DESCRIPTION OF THE TASK —
Copy each line below in which the string "Freedom" occurs.
______________________________
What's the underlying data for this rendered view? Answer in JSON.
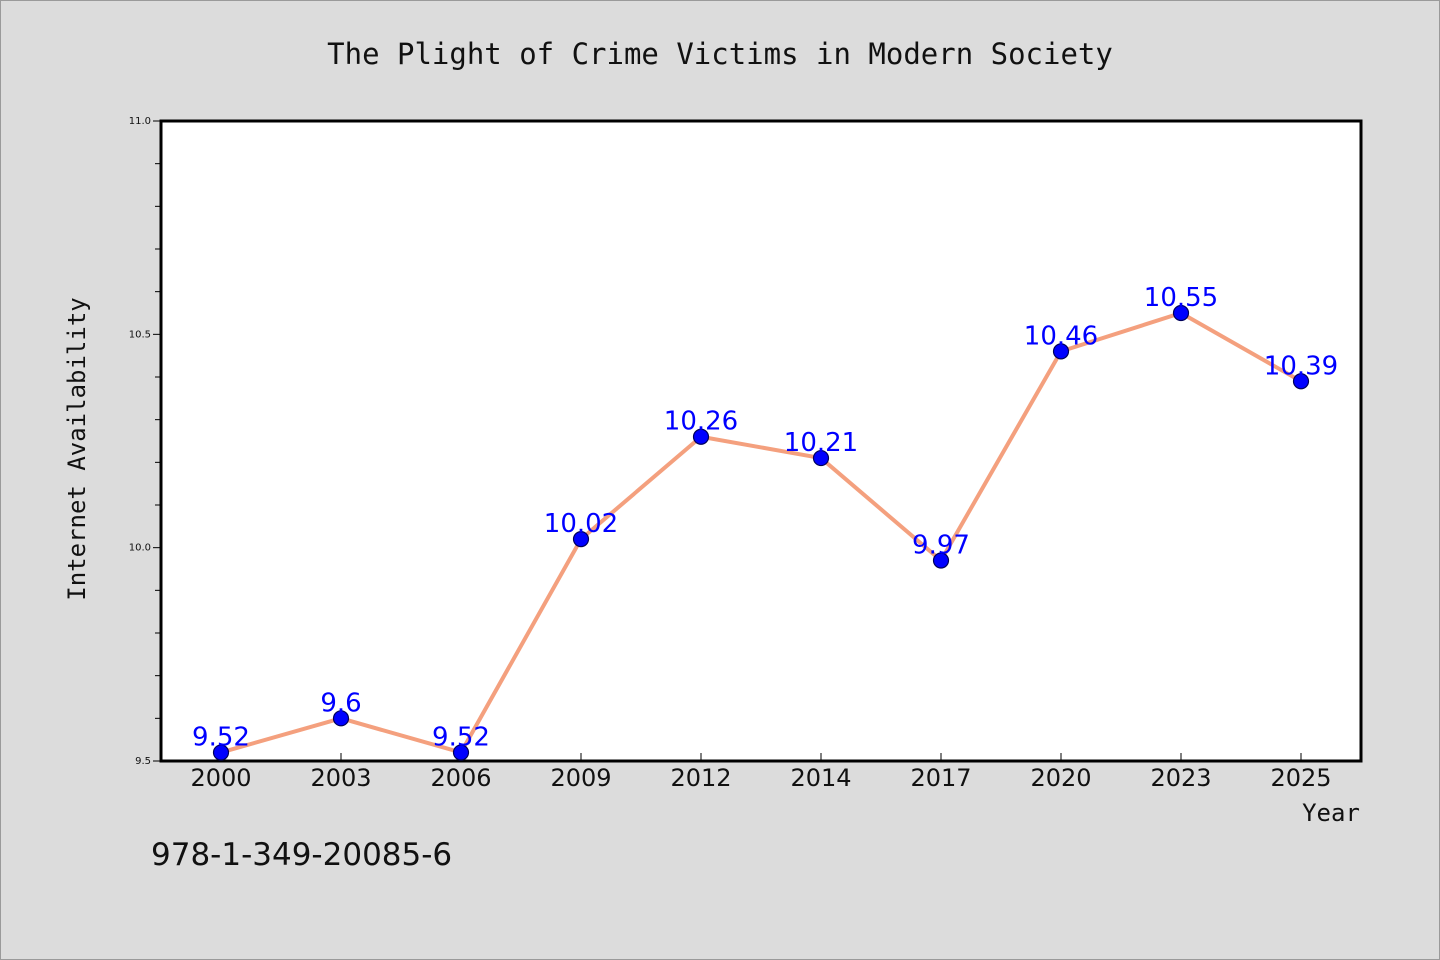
{
  "chart_data": {
    "type": "line",
    "title": "The Plight of Crime Victims in Modern Society",
    "xlabel": "Year",
    "ylabel": "Internet Availability",
    "categories": [
      "2000",
      "2003",
      "2006",
      "2009",
      "2012",
      "2014",
      "2017",
      "2020",
      "2023",
      "2025"
    ],
    "series": [
      {
        "values": [
          9.52,
          9.6,
          9.52,
          10.02,
          10.26,
          10.21,
          9.97,
          10.46,
          10.55,
          10.39
        ]
      }
    ],
    "data_labels": [
      "9.52",
      "9.6",
      "9.52",
      "10.02",
      "10.26",
      "10.21",
      "9.97",
      "10.46",
      "10.55",
      "10.39"
    ],
    "ylim": [
      9.5,
      11.0
    ],
    "yticks": [
      "9.5",
      "10.0",
      "10.5",
      "11.0"
    ],
    "grid": false,
    "colors": {
      "line": "#f4a07e",
      "marker": "#0000ff",
      "data_label": "#0000ff",
      "background": "#dcdcdc",
      "plot_area": "#ffffff"
    }
  },
  "footer": {
    "isbn": "978-1-349-20085-6"
  }
}
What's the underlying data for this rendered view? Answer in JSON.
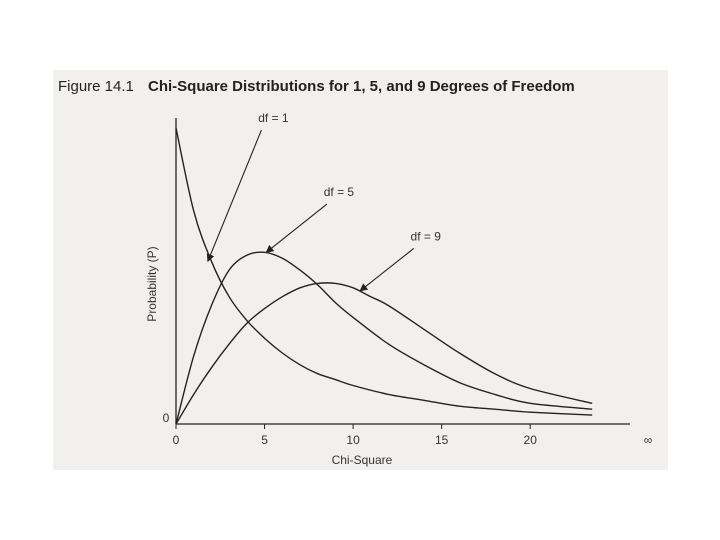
{
  "figure": {
    "number": "Figure 14.1",
    "title": "Chi-Square Distributions for 1, 5, and 9 Degrees of Freedom"
  },
  "chart_data": {
    "type": "line",
    "title": "Chi-Square Distributions for 1, 5, and 9 Degrees of Freedom",
    "xlabel": "Chi-Square",
    "ylabel": "Probability (P)",
    "xlim": [
      0,
      25
    ],
    "ylim": [
      0,
      1
    ],
    "x_ticks": [
      {
        "value": 0,
        "label": "0"
      },
      {
        "value": 5,
        "label": "5"
      },
      {
        "value": 10,
        "label": "10"
      },
      {
        "value": 15,
        "label": "15"
      },
      {
        "value": 20,
        "label": "20"
      }
    ],
    "infinity_label": "∞",
    "y_ticks": [
      {
        "value": 0,
        "label": "0"
      }
    ],
    "grid": false,
    "legend": "none",
    "series": [
      {
        "name": "df = 1",
        "x": [
          0,
          1,
          2,
          3,
          4,
          5,
          6,
          7,
          8,
          9,
          10,
          12,
          14,
          16,
          18,
          20,
          23.5
        ],
        "y": [
          1.0,
          0.72,
          0.55,
          0.43,
          0.35,
          0.29,
          0.24,
          0.2,
          0.17,
          0.15,
          0.13,
          0.1,
          0.08,
          0.06,
          0.05,
          0.04,
          0.03
        ]
      },
      {
        "name": "df = 5",
        "x": [
          0,
          1,
          2,
          3,
          4,
          5,
          6,
          7,
          8,
          9,
          10,
          12,
          14,
          16,
          18,
          20,
          23.5
        ],
        "y": [
          0,
          0.23,
          0.4,
          0.52,
          0.57,
          0.58,
          0.56,
          0.52,
          0.47,
          0.41,
          0.36,
          0.27,
          0.2,
          0.14,
          0.1,
          0.07,
          0.05
        ]
      },
      {
        "name": "df = 9",
        "x": [
          0,
          1,
          2,
          3,
          4,
          5,
          6,
          7,
          8,
          9,
          10,
          11,
          12,
          14,
          16,
          18,
          20,
          23.5
        ],
        "y": [
          0,
          0.1,
          0.19,
          0.27,
          0.34,
          0.39,
          0.43,
          0.46,
          0.475,
          0.475,
          0.46,
          0.43,
          0.4,
          0.32,
          0.24,
          0.17,
          0.12,
          0.07
        ]
      }
    ],
    "annotations": [
      {
        "text": "df = 1",
        "series": "df = 1",
        "label_x": 5.5,
        "label_y": 1.02,
        "target_x": 1.8,
        "target_y": 0.55
      },
      {
        "text": "df = 5",
        "series": "df = 5",
        "label_x": 9.2,
        "label_y": 0.77,
        "target_x": 5.1,
        "target_y": 0.58
      },
      {
        "text": "df = 9",
        "series": "df = 9",
        "label_x": 14.1,
        "label_y": 0.62,
        "target_x": 10.4,
        "target_y": 0.45
      }
    ]
  }
}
______________________________
RESULT FOR THIS EXERCISE —
    "title": "Chi-Square Distributions for 1, 5, and 9 Degrees of Freedom"
    "title": "Chi-Square Distributions for 1, 5, and 9 Degrees of Freedom",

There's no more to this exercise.